▸ WHAT THE TASK ASKS
Of the lines in the entries, how many hold the word "available"? Give that number alone.

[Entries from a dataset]
++++
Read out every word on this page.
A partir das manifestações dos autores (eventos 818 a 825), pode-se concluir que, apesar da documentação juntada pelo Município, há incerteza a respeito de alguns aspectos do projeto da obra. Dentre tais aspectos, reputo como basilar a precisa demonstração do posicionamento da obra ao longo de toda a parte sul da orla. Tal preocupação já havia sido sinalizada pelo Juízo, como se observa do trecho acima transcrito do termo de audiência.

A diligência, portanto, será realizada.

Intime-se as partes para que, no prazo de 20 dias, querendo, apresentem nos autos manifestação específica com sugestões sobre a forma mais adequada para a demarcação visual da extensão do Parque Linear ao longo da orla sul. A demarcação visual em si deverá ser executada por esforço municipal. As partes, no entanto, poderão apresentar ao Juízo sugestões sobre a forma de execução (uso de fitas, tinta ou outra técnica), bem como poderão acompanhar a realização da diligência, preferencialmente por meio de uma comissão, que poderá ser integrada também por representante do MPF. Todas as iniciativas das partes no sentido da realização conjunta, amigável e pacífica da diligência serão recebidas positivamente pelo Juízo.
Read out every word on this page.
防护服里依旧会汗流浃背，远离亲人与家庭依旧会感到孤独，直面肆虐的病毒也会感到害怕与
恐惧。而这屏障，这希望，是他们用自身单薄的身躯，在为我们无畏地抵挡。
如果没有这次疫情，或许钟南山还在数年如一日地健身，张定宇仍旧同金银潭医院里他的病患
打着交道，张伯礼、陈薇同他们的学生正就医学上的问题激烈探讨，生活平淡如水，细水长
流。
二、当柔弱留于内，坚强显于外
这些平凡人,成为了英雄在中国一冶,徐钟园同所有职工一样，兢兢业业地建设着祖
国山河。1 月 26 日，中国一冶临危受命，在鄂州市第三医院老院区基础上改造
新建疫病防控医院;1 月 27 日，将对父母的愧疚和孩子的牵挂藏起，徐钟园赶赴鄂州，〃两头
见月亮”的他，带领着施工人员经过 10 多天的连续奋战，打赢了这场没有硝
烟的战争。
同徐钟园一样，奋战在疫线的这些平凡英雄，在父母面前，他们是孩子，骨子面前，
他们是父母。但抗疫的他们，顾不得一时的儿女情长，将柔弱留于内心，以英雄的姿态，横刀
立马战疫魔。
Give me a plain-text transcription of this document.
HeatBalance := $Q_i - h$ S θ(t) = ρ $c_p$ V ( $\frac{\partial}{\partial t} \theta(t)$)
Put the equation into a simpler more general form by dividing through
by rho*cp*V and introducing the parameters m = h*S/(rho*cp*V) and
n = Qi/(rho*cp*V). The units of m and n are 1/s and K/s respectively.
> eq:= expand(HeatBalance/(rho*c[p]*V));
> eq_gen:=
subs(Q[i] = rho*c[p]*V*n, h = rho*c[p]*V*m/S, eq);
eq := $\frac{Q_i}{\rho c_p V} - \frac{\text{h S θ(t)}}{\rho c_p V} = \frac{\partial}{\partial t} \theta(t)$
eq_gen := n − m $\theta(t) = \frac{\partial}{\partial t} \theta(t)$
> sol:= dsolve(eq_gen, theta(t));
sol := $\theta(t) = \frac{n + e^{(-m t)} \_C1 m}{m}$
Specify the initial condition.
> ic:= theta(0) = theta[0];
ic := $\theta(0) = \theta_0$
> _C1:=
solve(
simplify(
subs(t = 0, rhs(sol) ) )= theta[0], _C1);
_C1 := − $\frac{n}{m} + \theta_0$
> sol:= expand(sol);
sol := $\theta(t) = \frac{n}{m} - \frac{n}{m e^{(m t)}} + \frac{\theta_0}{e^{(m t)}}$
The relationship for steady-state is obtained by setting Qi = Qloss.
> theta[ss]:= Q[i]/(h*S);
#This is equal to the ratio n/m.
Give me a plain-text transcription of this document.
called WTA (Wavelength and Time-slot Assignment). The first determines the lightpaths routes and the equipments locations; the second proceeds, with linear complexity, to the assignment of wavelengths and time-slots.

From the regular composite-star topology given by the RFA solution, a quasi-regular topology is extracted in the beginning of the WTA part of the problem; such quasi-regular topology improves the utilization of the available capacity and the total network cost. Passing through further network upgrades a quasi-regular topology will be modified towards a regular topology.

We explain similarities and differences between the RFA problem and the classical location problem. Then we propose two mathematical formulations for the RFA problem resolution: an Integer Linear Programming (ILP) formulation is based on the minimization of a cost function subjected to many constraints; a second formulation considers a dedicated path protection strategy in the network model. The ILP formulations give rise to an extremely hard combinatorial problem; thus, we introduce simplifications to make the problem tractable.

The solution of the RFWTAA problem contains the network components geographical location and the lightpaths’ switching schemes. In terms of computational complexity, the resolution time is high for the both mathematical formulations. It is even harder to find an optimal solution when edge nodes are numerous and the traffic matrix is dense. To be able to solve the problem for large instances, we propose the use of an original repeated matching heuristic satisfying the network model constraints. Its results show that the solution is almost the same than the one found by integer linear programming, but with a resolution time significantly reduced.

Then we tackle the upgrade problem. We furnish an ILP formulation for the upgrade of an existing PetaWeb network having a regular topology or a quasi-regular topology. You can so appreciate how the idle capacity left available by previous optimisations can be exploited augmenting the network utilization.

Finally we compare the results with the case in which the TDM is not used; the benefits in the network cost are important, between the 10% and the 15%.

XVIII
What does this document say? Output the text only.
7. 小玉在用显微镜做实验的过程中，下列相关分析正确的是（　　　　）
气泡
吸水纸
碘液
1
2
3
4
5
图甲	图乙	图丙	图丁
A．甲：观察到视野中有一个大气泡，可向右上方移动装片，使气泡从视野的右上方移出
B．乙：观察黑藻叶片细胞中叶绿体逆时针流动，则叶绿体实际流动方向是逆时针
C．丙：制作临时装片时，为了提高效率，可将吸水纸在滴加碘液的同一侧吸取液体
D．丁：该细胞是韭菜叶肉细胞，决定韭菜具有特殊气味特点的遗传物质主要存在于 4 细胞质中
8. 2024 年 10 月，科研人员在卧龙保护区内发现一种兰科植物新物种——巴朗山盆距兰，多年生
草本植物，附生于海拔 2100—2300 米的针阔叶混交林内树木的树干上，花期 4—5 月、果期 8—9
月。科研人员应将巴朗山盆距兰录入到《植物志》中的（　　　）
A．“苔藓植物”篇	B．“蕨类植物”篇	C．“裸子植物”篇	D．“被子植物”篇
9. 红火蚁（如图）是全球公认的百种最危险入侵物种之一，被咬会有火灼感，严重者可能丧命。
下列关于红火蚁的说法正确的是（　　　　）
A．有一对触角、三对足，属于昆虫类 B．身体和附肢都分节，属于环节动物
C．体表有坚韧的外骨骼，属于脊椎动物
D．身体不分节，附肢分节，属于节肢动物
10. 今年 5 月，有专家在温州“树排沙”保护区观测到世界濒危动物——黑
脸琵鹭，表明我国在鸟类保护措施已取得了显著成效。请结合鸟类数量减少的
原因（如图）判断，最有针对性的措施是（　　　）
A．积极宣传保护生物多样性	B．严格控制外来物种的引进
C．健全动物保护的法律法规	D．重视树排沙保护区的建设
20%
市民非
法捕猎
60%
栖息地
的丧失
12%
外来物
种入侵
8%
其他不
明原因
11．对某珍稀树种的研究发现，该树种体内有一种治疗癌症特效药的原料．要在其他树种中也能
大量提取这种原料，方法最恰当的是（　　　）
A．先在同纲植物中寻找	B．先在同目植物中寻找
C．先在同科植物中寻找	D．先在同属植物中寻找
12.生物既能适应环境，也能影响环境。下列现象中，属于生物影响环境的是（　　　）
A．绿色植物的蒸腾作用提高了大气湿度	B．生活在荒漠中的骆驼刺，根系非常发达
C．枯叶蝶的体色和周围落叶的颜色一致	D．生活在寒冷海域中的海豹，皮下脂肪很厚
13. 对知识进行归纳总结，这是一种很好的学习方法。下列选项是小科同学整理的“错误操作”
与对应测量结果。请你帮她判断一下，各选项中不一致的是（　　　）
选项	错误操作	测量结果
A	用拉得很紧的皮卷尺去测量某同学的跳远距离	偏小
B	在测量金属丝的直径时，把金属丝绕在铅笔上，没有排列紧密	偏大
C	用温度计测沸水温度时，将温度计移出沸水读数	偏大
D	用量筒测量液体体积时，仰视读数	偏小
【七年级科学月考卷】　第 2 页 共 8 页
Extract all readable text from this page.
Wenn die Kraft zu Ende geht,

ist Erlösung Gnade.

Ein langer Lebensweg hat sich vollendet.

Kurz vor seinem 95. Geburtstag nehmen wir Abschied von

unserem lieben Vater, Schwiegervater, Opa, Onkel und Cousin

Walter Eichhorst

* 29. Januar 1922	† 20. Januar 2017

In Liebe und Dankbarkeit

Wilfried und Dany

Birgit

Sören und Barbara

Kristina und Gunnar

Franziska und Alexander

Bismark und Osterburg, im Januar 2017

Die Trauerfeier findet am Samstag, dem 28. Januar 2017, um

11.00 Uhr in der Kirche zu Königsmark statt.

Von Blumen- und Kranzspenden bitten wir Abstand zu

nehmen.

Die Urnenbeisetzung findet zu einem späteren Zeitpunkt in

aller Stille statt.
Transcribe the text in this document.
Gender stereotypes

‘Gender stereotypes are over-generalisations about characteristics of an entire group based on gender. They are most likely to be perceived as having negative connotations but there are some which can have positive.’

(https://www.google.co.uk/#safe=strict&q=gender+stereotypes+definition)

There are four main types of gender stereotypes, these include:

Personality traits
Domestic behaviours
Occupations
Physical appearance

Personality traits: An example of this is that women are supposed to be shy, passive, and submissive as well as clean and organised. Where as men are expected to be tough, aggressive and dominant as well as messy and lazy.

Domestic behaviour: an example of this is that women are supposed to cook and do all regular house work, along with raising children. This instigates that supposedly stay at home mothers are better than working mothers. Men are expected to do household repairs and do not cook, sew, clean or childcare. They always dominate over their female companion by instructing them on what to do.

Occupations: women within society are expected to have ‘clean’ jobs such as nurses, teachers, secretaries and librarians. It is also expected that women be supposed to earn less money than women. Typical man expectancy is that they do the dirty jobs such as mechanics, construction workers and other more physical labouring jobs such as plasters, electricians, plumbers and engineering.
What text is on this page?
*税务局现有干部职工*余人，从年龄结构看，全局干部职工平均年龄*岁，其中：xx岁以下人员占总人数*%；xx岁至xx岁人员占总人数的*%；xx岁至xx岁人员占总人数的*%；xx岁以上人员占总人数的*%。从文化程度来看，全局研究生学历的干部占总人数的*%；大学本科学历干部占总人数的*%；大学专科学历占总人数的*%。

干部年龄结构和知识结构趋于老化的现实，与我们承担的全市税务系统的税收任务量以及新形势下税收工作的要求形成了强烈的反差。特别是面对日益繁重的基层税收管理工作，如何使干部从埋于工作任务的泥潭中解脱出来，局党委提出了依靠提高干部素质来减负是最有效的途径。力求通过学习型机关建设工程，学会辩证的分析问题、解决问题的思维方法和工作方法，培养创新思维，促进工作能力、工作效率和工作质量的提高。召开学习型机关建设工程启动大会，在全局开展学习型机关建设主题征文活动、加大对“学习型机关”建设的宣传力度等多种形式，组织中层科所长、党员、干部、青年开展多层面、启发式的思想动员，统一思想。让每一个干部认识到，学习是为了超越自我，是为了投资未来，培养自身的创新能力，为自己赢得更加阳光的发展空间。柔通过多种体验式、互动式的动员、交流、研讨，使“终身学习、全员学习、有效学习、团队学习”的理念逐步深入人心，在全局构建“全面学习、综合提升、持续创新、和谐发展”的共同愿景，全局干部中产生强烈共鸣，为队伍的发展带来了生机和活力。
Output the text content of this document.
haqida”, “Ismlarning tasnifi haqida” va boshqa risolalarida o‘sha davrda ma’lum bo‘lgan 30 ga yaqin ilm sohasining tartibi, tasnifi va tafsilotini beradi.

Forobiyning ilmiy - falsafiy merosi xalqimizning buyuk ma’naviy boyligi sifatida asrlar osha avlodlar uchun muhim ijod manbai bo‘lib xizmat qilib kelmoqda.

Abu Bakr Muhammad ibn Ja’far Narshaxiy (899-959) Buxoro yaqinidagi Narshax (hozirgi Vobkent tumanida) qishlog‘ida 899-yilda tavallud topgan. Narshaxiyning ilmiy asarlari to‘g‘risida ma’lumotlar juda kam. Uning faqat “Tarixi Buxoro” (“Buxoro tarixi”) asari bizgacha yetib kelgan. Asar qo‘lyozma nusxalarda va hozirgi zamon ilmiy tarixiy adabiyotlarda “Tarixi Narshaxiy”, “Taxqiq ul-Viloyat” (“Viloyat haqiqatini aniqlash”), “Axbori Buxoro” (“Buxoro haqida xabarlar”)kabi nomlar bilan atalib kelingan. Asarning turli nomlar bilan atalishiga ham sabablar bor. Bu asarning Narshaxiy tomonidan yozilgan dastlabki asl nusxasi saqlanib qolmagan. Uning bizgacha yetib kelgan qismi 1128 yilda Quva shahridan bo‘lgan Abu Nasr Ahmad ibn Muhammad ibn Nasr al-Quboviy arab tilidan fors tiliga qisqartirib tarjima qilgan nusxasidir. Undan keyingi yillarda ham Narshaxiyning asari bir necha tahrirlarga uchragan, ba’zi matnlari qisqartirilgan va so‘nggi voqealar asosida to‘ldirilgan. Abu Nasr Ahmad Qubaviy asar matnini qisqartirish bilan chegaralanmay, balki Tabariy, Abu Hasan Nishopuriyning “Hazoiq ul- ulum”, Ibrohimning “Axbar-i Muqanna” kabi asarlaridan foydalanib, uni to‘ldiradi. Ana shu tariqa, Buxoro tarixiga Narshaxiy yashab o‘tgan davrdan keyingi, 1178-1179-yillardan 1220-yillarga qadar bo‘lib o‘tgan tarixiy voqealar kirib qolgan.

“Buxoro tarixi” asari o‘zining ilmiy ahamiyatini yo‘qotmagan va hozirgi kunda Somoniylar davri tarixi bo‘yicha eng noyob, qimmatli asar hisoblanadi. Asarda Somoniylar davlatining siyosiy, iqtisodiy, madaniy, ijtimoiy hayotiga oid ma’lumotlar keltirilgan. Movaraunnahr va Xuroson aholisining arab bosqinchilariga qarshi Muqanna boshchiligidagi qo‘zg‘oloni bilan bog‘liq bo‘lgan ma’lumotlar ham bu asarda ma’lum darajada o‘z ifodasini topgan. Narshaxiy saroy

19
++++
▸ TASK ANSWER
2